## PROVIDED MATERIAL
□ □ □

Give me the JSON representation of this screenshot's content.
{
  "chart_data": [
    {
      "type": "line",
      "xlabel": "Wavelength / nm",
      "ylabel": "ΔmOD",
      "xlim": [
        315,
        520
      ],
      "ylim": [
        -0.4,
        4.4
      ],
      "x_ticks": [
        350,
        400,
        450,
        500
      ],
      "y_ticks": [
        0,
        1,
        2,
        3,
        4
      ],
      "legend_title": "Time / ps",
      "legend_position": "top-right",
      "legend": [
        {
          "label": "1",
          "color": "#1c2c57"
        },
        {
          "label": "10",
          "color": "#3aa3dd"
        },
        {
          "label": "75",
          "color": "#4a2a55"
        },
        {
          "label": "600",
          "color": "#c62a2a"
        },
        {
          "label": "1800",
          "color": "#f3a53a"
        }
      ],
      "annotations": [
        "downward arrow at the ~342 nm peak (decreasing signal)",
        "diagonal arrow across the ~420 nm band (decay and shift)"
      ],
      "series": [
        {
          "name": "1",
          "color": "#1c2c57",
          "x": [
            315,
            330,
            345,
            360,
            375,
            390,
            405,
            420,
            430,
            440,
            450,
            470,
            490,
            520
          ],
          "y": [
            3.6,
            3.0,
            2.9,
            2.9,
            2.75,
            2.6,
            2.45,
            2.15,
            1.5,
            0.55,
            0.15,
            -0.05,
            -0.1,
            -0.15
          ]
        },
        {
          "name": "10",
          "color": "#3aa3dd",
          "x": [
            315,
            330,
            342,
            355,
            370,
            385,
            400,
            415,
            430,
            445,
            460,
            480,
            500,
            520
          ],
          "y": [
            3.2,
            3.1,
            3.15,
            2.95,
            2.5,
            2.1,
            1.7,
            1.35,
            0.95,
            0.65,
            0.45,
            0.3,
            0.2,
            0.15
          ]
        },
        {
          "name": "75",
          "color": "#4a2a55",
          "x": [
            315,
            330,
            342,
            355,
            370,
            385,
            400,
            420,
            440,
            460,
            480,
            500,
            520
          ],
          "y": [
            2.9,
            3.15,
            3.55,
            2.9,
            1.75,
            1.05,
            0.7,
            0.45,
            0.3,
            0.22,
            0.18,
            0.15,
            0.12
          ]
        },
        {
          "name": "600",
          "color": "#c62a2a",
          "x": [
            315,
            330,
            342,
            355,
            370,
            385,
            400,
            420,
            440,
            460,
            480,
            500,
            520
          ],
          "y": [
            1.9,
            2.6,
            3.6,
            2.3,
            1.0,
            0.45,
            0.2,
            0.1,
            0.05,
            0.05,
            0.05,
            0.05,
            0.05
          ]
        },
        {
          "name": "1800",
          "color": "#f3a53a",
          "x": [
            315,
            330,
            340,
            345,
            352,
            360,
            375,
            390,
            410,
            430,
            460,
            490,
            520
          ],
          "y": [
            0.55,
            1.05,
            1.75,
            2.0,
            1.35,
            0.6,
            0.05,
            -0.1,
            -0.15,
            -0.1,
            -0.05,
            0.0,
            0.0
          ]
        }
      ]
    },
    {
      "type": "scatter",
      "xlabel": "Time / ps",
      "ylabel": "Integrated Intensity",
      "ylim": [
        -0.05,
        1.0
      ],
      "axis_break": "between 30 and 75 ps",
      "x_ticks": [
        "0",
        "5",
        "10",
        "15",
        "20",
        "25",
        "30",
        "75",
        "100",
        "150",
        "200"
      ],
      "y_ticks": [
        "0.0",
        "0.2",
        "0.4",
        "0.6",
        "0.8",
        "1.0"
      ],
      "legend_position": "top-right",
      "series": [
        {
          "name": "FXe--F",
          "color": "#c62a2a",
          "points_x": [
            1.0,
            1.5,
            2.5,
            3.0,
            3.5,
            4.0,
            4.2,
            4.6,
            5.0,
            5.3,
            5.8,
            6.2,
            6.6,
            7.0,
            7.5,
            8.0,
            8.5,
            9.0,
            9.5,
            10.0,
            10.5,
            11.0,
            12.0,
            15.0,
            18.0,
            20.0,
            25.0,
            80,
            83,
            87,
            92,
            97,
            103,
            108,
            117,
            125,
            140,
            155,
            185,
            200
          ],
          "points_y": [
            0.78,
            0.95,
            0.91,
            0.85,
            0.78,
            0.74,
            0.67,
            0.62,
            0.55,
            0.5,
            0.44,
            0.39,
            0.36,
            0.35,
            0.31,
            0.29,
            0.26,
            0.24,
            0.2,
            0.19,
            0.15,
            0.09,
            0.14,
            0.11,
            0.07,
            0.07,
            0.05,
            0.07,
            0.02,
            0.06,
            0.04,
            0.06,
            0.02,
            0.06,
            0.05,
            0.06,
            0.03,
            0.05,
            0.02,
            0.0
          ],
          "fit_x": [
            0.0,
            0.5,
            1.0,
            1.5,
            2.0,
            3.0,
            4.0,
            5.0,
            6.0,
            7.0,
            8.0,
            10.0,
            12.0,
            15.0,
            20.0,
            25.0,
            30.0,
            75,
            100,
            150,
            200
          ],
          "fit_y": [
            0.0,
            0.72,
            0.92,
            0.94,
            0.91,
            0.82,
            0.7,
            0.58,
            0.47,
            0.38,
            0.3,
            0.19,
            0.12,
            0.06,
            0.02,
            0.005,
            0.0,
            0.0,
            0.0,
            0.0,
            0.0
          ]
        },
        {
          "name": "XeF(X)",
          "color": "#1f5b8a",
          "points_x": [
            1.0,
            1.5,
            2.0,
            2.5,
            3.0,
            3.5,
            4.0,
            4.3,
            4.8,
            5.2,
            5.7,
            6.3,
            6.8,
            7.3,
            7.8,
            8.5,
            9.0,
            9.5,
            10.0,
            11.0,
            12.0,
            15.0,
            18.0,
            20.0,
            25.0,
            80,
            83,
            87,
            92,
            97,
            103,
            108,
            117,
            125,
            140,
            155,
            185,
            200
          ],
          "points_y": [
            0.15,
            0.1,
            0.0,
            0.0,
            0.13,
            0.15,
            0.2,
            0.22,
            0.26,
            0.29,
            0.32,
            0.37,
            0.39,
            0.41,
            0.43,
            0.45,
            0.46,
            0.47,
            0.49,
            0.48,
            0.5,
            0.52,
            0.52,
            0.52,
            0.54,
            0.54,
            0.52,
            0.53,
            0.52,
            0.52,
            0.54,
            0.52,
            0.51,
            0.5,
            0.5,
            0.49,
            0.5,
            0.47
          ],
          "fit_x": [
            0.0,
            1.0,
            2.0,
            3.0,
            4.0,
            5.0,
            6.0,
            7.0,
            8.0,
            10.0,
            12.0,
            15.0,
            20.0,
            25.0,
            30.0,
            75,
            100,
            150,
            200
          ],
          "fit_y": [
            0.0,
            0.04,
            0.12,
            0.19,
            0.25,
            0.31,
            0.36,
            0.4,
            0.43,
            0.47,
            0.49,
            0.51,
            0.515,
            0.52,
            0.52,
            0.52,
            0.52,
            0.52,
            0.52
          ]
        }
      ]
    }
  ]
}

□ □ □

## EXERCISE BRIEF
Look through the entries and find each line that has the string "arrow". Copy those lines.

## IN RESPONSE
        "downward arrow at the ~342 nm peak (decreasing signal)",
        "diagonal arrow across the ~420 nm band (decay and shift)"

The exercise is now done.